SHORT EXERCISE:
Answer with nothing except the number of lines that contain the word "JSON".
= = =
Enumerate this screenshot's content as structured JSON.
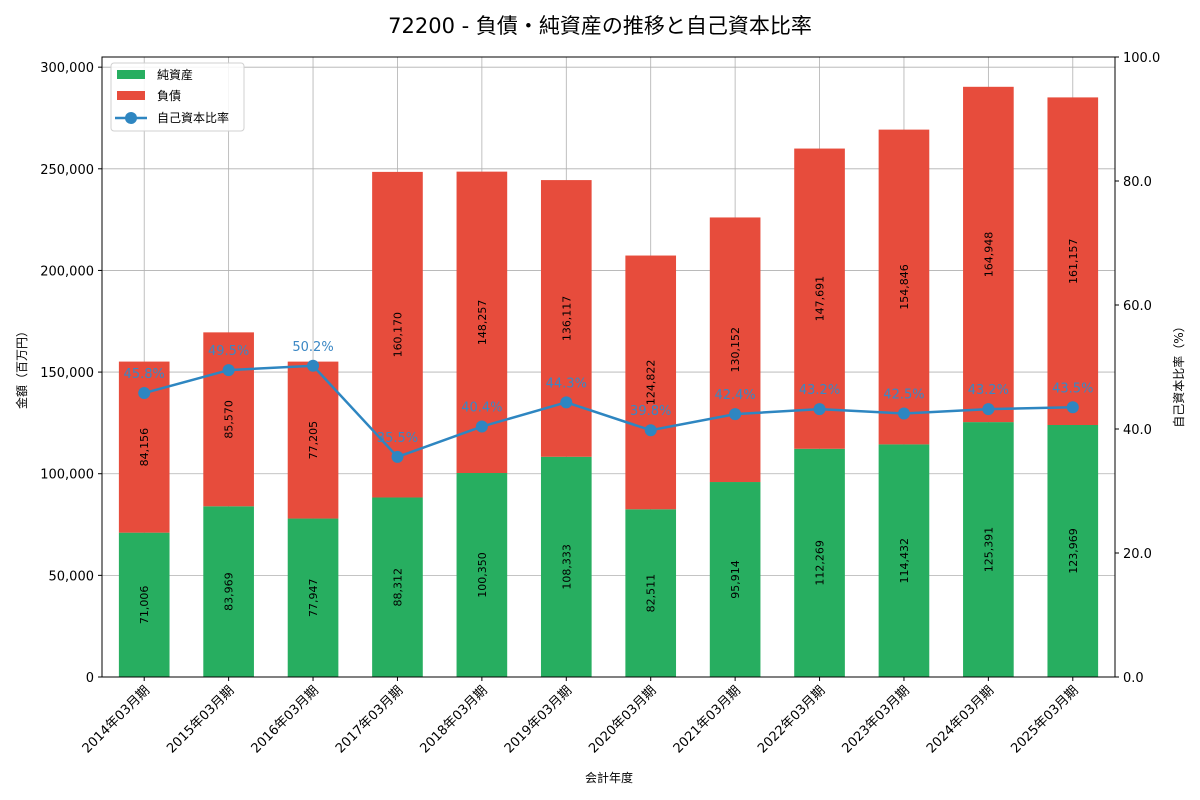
{
  "chart_data": {
    "type": "bar",
    "stacked": true,
    "title": "72200 - 負債・純資産の推移と自己資本比率",
    "xlabel": "会計年度",
    "ylabel": "金額（百万円）",
    "y2label": "自己資本比率（%）",
    "ylim": [
      0,
      305000
    ],
    "y2lim": [
      0,
      100
    ],
    "yticks": [
      0,
      50000,
      100000,
      150000,
      200000,
      250000,
      300000
    ],
    "ytick_labels": [
      "0",
      "50,000",
      "100,000",
      "150,000",
      "200,000",
      "250,000",
      "300,000"
    ],
    "y2ticks": [
      0,
      20,
      40,
      60,
      80,
      100
    ],
    "y2tick_labels": [
      "0.0",
      "20.0",
      "40.0",
      "60.0",
      "80.0",
      "100.0"
    ],
    "grid": true,
    "legend_position": "upper left",
    "categories": [
      "2014年03月期",
      "2015年03月期",
      "2016年03月期",
      "2017年03月期",
      "2018年03月期",
      "2019年03月期",
      "2020年03月期",
      "2021年03月期",
      "2022年03月期",
      "2023年03月期",
      "2024年03月期",
      "2025年03月期"
    ],
    "series": [
      {
        "name": "純資産",
        "type": "bar",
        "color": "#27ae60",
        "values": [
          71006,
          83969,
          77947,
          88312,
          100350,
          108333,
          82511,
          95914,
          112269,
          114432,
          125391,
          123969
        ],
        "labels": [
          "71,006",
          "83,969",
          "77,947",
          "88,312",
          "100,350",
          "108,333",
          "82,511",
          "95,914",
          "112,269",
          "114,432",
          "125,391",
          "123,969"
        ]
      },
      {
        "name": "負債",
        "type": "bar",
        "color": "#e74c3c",
        "values": [
          84156,
          85570,
          77205,
          160170,
          148257,
          136117,
          124822,
          130152,
          147691,
          154846,
          164948,
          161157
        ],
        "labels": [
          "84,156",
          "85,570",
          "77,205",
          "160,170",
          "148,257",
          "136,117",
          "124,822",
          "130,152",
          "147,691",
          "154,846",
          "164,948",
          "161,157"
        ]
      },
      {
        "name": "自己資本比率",
        "type": "line",
        "axis": "right",
        "color": "#2e86c1",
        "values": [
          45.8,
          49.5,
          50.2,
          35.5,
          40.4,
          44.3,
          39.8,
          42.4,
          43.2,
          42.5,
          43.2,
          43.5
        ],
        "labels": [
          "45.8%",
          "49.5%",
          "50.2%",
          "35.5%",
          "40.4%",
          "44.3%",
          "39.8%",
          "42.4%",
          "43.2%",
          "42.5%",
          "43.2%",
          "43.5%"
        ]
      }
    ]
  }
}
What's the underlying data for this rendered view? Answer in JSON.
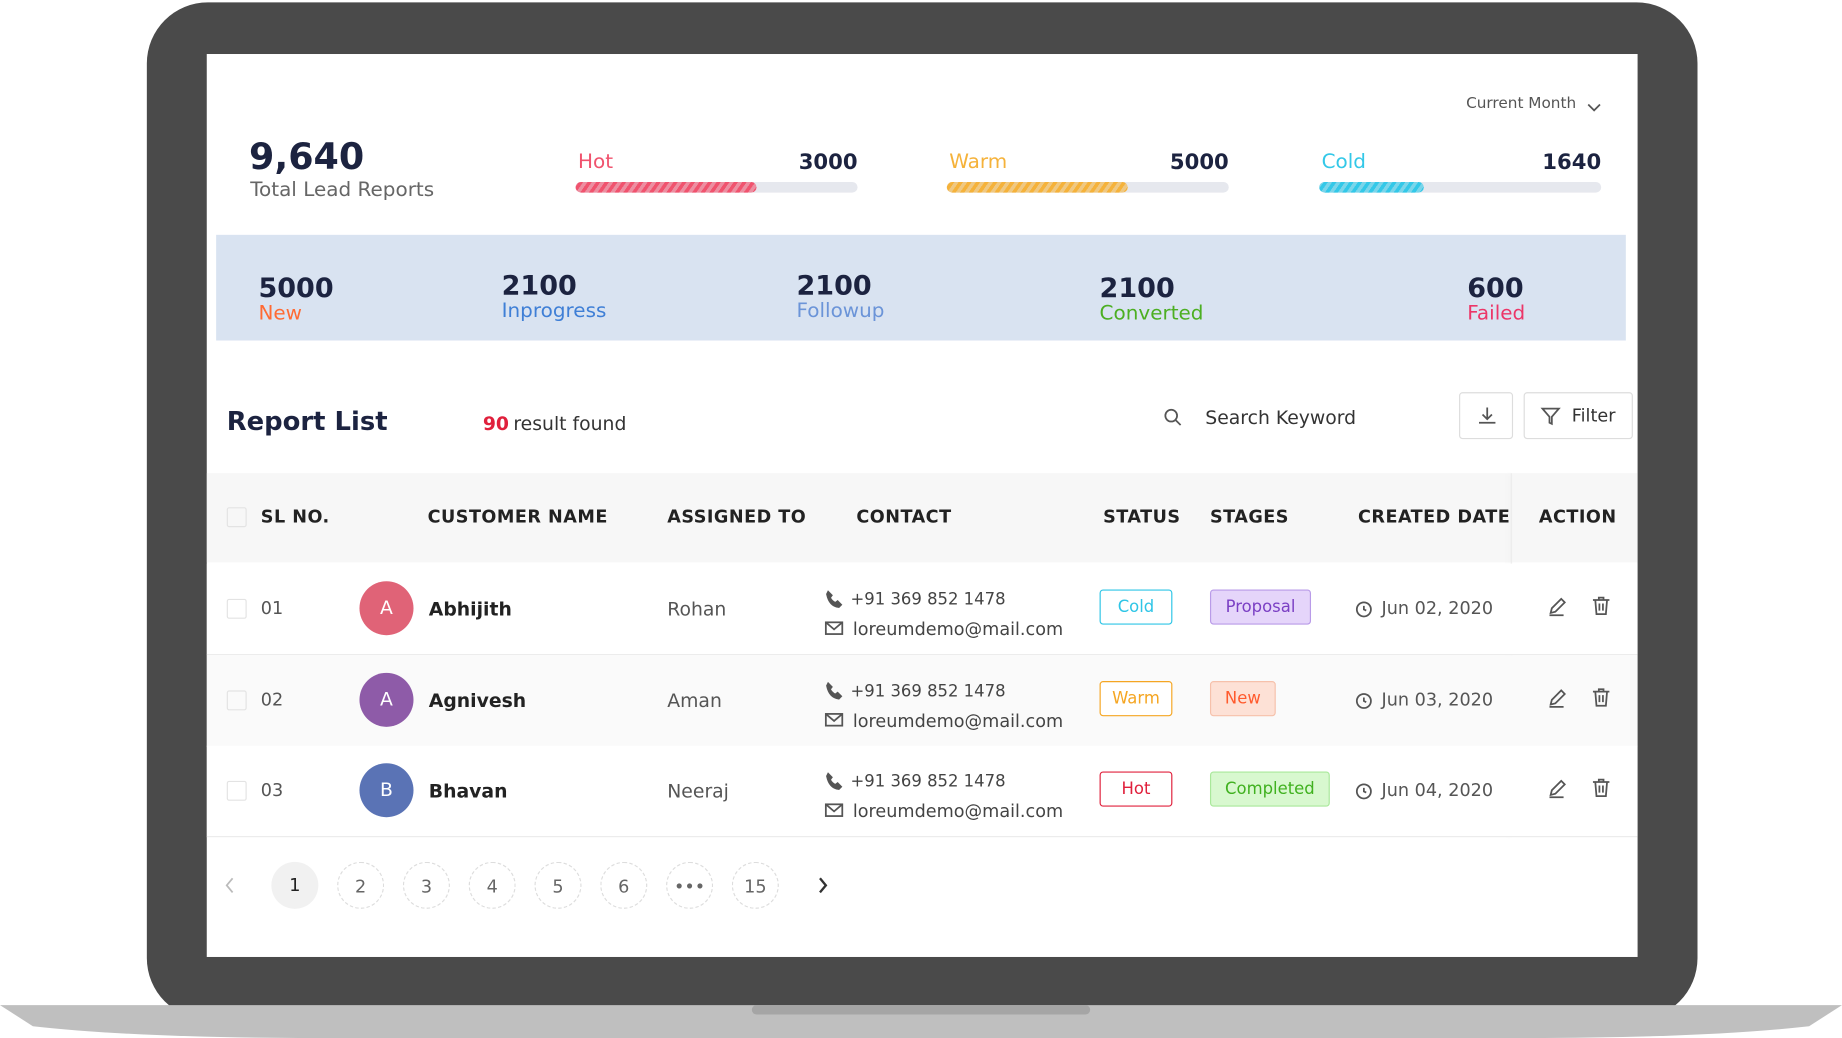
{
  "header": {
    "period": "Current Month",
    "total": "9,640",
    "total_label": "Total Lead Reports"
  },
  "temperature": [
    {
      "label": "Hot",
      "value": "3000"
    },
    {
      "label": "Warm",
      "value": "5000"
    },
    {
      "label": "Cold",
      "value": "1640"
    }
  ],
  "stages_summary": [
    {
      "value": "5000",
      "label": "New"
    },
    {
      "value": "2100",
      "label": "Inprogress"
    },
    {
      "value": "2100",
      "label": "Followup"
    },
    {
      "value": "2100",
      "label": "Converted"
    },
    {
      "value": "600",
      "label": "Failed"
    }
  ],
  "list": {
    "title": "Report List",
    "count": "90",
    "count_text": "result found",
    "search_placeholder": "Search Keyword",
    "filter": "Filter"
  },
  "table": {
    "headers": [
      "SL NO.",
      "CUSTOMER NAME",
      "ASSIGNED TO",
      "CONTACT",
      "STATUS",
      "STAGES",
      "CREATED DATE",
      "ACTION"
    ],
    "rows": [
      {
        "sl": "01",
        "initial": "A",
        "name": "Abhijith",
        "assigned": "Rohan",
        "phone": "+91 369 852 1478",
        "email": "loreumdemo@mail.com",
        "status": "Cold",
        "stage": "Proposal",
        "date": "Jun 02, 2020"
      },
      {
        "sl": "02",
        "initial": "A",
        "name": "Agnivesh",
        "assigned": "Aman",
        "phone": "+91 369 852 1478",
        "email": "loreumdemo@mail.com",
        "status": "Warm",
        "stage": "New",
        "date": "Jun 03, 2020"
      },
      {
        "sl": "03",
        "initial": "B",
        "name": "Bhavan",
        "assigned": "Neeraj",
        "phone": "+91 369 852 1478",
        "email": "loreumdemo@mail.com",
        "status": "Hot",
        "stage": "Completed",
        "date": "Jun 04, 2020"
      }
    ]
  },
  "pagination": [
    "1",
    "2",
    "3",
    "4",
    "5",
    "6",
    "•••",
    "15"
  ]
}
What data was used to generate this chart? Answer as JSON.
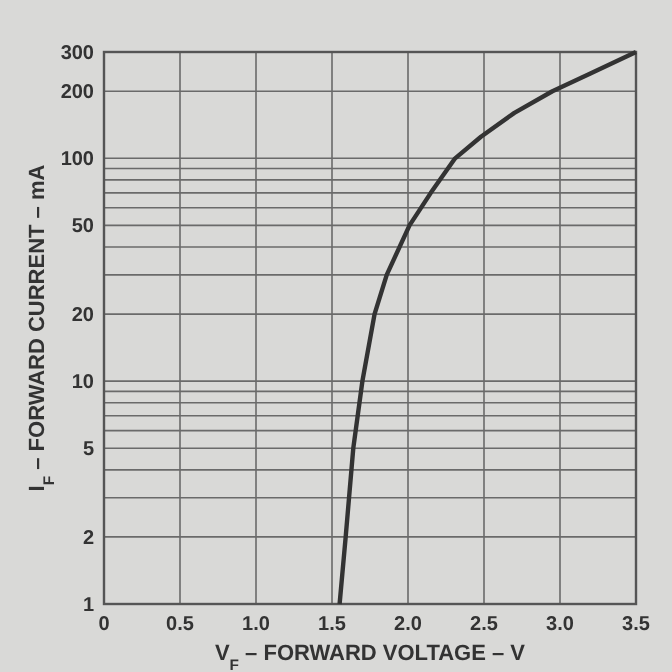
{
  "chart_data": {
    "type": "line",
    "xlabel": "V$_{F}$ – FORWARD VOLTAGE – V",
    "ylabel": "I$_{F}$ – FORWARD CURRENT – mA",
    "log": "y",
    "grid": true,
    "line_style": "solid",
    "series": [
      {
        "color": "#333333",
        "x": [
          1.55,
          1.59,
          1.64,
          1.7,
          1.78,
          1.86,
          2.01,
          2.15,
          2.31,
          2.48,
          2.7,
          2.95,
          3.2,
          3.5
        ],
        "values": [
          1,
          2,
          5,
          10,
          20,
          30,
          50,
          70,
          100,
          125,
          160,
          200,
          240,
          300
        ]
      }
    ],
    "xlim": [
      0,
      3.5
    ],
    "xticks": [
      0,
      0.5,
      {
        "value": 1,
        "label": "1.0"
      },
      1.5,
      {
        "value": 2,
        "label": "2.0"
      },
      2.5,
      {
        "value": 3,
        "label": "3.0"
      },
      3.5
    ],
    "ylim": [
      1,
      300
    ],
    "yticks": [
      1,
      2,
      {
        "value": 3,
        "label": null
      },
      {
        "value": 4,
        "label": null
      },
      5,
      {
        "value": 6,
        "label": null
      },
      {
        "value": 7,
        "label": null
      },
      {
        "value": 8,
        "label": null
      },
      {
        "value": 9,
        "label": null
      },
      10,
      20,
      {
        "value": 30,
        "label": null
      },
      {
        "value": 40,
        "label": null
      },
      50,
      {
        "value": 60,
        "label": null
      },
      {
        "value": 70,
        "label": null
      },
      {
        "value": 80,
        "label": null
      },
      {
        "value": 90,
        "label": null
      },
      100,
      200,
      300
    ]
  }
}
= = =
REPLY:
3